▼▼▼

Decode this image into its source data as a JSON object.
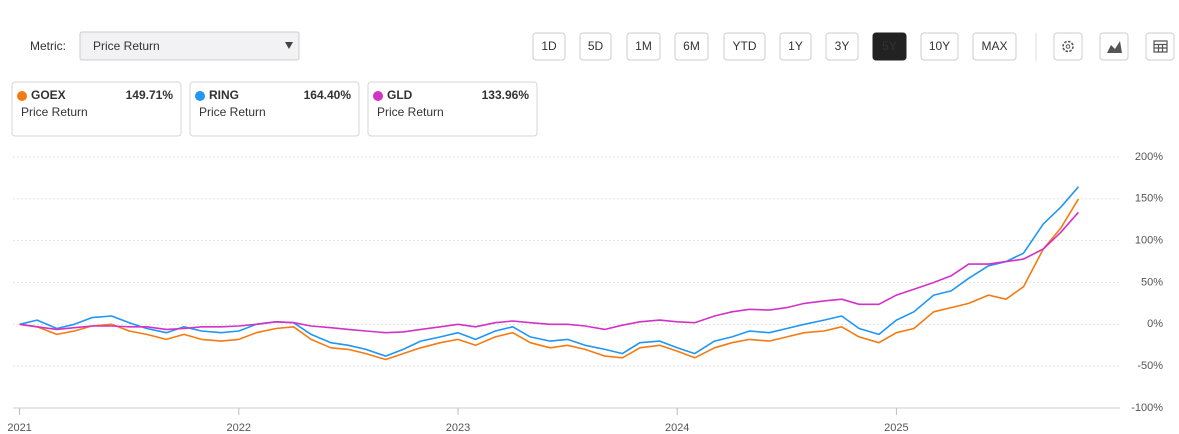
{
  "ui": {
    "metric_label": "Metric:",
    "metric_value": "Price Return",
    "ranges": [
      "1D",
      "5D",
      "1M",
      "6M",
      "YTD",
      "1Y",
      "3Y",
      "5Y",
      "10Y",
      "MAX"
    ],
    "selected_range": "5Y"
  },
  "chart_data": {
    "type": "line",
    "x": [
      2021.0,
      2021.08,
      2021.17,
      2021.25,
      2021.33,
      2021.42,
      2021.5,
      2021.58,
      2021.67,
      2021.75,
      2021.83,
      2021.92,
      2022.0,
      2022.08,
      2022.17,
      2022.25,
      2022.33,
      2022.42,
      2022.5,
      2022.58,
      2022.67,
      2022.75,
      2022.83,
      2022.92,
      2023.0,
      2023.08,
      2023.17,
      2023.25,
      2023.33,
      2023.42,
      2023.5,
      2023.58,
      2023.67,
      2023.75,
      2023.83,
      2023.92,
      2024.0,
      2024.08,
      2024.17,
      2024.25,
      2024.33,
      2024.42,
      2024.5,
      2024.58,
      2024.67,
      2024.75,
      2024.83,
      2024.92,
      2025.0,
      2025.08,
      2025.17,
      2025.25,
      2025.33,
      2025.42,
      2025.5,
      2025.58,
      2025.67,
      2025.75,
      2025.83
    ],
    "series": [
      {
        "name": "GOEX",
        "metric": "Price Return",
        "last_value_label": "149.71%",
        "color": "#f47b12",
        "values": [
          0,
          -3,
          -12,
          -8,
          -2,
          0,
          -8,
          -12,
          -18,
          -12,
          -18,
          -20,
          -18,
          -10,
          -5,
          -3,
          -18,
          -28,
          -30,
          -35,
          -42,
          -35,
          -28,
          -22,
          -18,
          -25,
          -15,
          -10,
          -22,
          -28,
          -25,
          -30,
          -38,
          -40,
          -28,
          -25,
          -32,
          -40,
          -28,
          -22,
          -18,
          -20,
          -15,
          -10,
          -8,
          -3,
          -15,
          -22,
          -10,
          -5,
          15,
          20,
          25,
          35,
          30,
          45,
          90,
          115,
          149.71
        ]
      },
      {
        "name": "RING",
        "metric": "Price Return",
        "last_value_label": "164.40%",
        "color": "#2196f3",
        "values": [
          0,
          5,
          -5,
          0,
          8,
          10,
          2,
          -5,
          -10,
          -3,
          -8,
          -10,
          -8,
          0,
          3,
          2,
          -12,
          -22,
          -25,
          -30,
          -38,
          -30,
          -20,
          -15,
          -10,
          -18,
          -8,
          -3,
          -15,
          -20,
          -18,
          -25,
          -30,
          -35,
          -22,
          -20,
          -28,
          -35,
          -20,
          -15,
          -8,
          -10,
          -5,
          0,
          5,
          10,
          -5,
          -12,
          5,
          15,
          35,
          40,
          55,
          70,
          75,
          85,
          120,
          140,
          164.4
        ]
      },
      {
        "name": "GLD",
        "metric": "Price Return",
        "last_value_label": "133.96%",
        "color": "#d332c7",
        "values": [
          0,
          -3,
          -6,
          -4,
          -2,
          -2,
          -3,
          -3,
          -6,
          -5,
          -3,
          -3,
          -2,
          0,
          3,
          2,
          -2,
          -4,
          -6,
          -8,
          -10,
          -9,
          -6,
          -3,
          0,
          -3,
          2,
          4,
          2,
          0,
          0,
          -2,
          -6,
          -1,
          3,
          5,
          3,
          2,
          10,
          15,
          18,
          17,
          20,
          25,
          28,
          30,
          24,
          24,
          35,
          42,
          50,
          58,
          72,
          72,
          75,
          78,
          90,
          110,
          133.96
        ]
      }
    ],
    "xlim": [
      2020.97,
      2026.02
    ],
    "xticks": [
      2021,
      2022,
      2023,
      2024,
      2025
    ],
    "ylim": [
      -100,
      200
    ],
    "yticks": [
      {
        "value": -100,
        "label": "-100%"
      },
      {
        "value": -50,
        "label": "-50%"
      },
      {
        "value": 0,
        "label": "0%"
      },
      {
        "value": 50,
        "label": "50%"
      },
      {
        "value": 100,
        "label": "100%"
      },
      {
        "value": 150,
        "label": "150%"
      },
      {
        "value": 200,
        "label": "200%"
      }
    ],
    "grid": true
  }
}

▲▲▲
▼▼▼

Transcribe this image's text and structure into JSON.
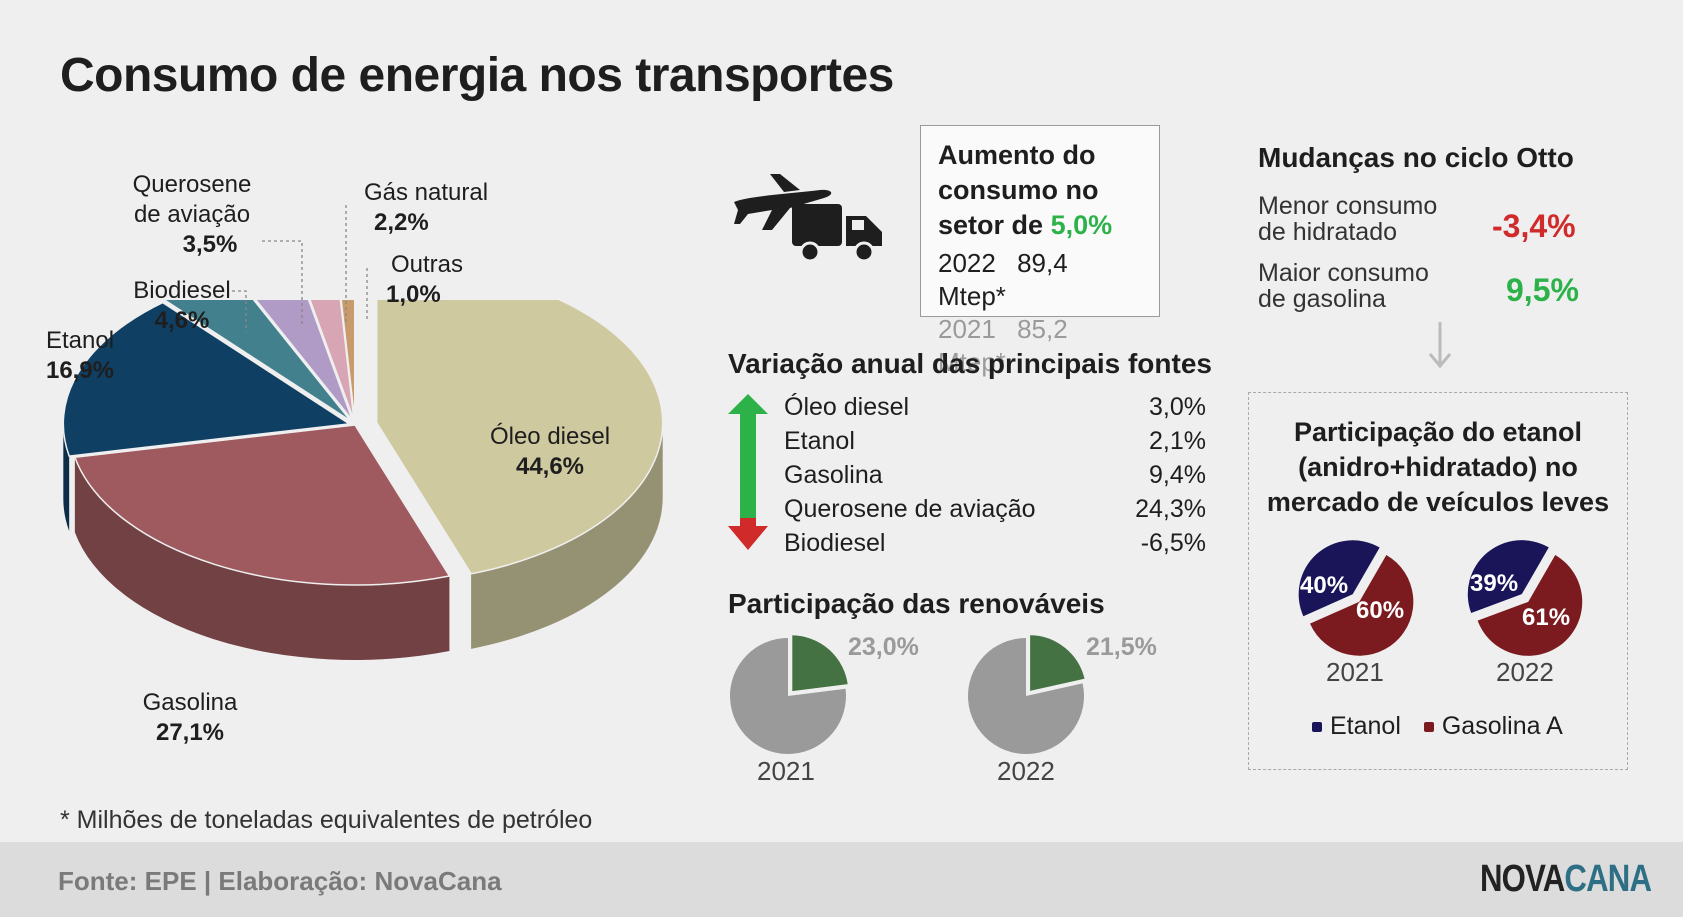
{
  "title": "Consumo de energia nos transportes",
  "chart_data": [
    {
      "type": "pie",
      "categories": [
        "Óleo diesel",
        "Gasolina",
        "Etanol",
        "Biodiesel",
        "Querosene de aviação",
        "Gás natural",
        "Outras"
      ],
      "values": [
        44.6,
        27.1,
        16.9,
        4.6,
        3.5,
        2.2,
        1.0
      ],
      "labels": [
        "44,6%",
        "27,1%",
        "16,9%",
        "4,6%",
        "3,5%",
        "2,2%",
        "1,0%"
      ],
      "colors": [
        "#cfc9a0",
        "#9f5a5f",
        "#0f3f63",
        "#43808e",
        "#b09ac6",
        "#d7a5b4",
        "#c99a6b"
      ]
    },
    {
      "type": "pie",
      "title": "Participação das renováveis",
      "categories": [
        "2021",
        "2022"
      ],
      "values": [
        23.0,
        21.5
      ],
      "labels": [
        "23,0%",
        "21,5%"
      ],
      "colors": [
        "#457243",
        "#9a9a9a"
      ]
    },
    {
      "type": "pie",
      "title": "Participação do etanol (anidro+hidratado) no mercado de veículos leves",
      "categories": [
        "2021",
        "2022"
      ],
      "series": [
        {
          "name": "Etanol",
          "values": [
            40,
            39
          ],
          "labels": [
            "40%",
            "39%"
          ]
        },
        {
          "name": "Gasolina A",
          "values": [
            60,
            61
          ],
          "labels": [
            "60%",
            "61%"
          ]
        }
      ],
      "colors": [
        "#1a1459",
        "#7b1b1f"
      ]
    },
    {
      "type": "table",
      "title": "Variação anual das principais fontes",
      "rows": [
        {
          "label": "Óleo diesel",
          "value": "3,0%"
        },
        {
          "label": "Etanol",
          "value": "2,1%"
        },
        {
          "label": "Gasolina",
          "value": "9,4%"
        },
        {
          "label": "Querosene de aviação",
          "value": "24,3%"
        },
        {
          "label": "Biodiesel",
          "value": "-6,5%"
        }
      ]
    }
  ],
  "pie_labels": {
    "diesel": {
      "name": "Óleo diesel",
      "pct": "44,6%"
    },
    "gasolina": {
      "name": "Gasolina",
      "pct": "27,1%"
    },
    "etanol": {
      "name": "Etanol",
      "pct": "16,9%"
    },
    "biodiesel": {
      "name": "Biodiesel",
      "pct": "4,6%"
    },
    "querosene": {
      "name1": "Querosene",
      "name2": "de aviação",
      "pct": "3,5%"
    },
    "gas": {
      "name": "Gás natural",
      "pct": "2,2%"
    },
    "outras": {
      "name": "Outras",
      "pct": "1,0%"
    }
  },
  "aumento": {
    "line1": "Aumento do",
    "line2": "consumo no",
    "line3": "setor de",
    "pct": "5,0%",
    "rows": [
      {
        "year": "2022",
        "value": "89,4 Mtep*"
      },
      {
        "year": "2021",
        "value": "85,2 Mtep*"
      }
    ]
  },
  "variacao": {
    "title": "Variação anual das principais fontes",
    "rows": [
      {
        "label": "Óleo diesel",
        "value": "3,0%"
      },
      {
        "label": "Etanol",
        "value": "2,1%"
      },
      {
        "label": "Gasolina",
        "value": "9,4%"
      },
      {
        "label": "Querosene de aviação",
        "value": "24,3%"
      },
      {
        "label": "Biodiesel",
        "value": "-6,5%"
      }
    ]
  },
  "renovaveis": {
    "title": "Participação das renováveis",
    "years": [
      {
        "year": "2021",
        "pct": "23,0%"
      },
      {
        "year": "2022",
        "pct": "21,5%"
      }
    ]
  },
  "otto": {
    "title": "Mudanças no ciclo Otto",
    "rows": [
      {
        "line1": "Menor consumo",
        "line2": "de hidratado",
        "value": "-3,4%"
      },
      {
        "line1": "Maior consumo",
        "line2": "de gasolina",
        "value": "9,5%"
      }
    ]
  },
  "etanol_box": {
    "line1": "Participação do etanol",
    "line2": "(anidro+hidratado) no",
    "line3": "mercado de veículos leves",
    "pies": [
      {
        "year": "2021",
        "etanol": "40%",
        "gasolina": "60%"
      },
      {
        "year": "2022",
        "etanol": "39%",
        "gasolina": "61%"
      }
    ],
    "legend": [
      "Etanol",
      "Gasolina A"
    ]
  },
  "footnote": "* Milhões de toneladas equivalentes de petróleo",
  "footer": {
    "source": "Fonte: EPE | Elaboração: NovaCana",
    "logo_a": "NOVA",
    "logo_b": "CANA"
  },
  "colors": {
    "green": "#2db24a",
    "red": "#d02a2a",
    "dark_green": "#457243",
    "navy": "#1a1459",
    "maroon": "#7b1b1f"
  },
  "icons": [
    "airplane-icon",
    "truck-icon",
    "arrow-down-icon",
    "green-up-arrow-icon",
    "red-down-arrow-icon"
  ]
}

▲▲▲
▼▼▼

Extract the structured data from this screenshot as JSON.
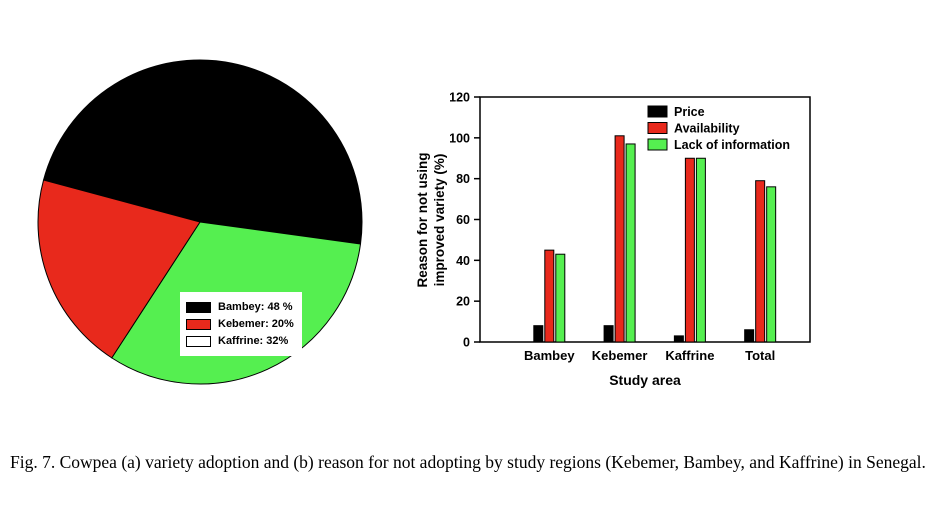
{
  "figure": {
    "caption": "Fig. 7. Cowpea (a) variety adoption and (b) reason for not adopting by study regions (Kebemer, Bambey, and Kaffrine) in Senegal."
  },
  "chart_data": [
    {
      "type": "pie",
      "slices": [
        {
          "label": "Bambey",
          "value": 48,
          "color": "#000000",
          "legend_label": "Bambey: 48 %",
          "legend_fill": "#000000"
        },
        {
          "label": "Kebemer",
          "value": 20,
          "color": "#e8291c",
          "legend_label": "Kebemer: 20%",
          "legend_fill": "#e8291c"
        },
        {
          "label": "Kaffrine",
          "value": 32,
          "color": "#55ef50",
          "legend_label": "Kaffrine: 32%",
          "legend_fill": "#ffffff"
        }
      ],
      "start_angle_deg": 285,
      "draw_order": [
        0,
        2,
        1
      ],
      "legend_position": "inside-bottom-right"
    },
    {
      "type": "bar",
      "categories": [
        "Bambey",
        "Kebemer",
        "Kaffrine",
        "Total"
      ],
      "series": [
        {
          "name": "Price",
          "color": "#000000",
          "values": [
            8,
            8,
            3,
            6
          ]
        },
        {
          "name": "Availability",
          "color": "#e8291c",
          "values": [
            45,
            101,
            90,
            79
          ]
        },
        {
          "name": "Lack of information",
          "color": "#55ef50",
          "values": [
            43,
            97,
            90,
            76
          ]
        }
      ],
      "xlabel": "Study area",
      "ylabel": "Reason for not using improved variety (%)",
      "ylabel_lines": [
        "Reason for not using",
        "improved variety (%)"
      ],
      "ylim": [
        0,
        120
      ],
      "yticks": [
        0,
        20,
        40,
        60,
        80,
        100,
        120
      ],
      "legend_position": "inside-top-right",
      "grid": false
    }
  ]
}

▲▲▲

* [Task description]: Return every line containing "mercado".

* [Expected answer]:
      "title": "Participação do etanol (anidro+hidratado) no mercado de veículos leves",
    "line3": "mercado de veículos leves",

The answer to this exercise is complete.